>> BEGIN
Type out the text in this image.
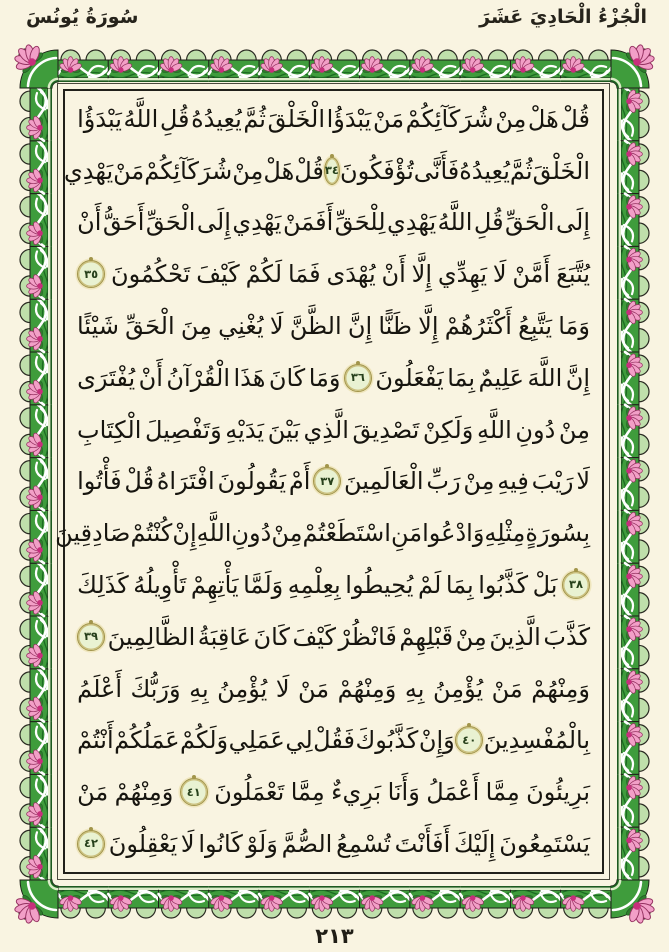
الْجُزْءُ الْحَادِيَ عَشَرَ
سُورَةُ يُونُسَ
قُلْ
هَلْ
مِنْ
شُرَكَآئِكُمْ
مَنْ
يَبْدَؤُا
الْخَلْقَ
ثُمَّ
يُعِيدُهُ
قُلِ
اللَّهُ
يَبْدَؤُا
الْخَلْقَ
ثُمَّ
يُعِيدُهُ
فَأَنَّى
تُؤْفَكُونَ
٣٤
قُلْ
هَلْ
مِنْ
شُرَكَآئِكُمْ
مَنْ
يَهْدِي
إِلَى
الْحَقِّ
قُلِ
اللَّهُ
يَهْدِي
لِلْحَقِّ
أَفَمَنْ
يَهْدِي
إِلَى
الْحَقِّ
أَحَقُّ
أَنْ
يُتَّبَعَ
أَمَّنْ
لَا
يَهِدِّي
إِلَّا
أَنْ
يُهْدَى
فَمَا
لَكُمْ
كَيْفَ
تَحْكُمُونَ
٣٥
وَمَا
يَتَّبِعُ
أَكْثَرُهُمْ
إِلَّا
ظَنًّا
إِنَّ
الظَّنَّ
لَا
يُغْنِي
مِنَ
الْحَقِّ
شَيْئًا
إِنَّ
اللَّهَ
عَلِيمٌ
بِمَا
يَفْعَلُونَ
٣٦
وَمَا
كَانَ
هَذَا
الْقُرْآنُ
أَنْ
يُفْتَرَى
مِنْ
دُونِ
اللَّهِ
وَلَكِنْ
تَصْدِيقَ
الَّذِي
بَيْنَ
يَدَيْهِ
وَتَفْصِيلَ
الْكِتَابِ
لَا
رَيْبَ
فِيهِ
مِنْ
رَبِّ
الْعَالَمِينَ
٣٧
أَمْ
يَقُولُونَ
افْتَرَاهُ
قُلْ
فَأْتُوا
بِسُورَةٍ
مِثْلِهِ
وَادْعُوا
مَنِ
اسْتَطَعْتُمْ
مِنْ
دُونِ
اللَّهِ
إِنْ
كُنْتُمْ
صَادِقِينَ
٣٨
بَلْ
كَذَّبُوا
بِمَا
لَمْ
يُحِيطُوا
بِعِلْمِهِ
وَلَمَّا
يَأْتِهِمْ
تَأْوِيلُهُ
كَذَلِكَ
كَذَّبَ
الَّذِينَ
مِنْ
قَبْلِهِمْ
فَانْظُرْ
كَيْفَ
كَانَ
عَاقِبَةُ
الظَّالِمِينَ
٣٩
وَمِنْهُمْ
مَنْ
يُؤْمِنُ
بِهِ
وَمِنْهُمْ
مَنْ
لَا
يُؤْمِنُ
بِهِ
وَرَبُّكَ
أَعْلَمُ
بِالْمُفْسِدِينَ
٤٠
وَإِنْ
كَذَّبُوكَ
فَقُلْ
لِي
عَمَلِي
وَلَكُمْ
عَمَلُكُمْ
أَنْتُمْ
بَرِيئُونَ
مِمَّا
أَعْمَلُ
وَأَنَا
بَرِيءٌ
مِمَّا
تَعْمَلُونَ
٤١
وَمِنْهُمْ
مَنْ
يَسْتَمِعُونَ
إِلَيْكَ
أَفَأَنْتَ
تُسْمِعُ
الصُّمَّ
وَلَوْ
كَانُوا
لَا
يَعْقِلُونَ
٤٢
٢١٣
>> END
>> BEGIN
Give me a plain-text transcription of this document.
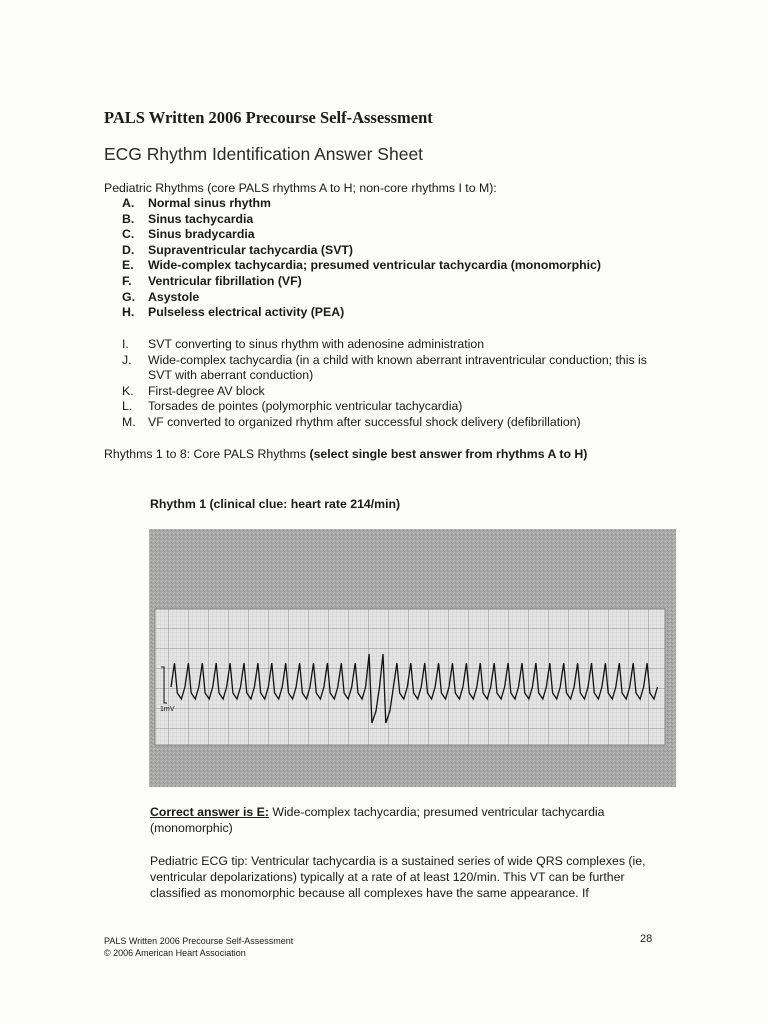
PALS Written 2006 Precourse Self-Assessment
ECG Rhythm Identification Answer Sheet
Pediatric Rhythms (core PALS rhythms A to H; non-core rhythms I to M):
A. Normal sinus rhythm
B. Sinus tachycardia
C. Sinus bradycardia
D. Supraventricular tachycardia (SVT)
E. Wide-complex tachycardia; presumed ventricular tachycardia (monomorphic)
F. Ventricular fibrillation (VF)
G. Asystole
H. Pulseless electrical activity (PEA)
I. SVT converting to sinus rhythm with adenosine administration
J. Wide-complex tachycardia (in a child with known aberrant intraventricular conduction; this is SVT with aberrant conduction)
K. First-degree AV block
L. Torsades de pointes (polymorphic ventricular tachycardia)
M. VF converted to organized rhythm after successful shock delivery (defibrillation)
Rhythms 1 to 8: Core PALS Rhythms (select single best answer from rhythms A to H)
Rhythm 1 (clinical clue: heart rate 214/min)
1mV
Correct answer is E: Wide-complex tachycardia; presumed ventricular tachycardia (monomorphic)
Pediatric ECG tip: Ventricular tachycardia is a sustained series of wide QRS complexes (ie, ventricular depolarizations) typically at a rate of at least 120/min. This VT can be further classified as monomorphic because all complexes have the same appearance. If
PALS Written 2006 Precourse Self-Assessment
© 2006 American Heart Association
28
>> END
What the exercise asks: Count how many lines in the data above hold the string "tachycardia", and give the number with no other words.

Completed exercise: 7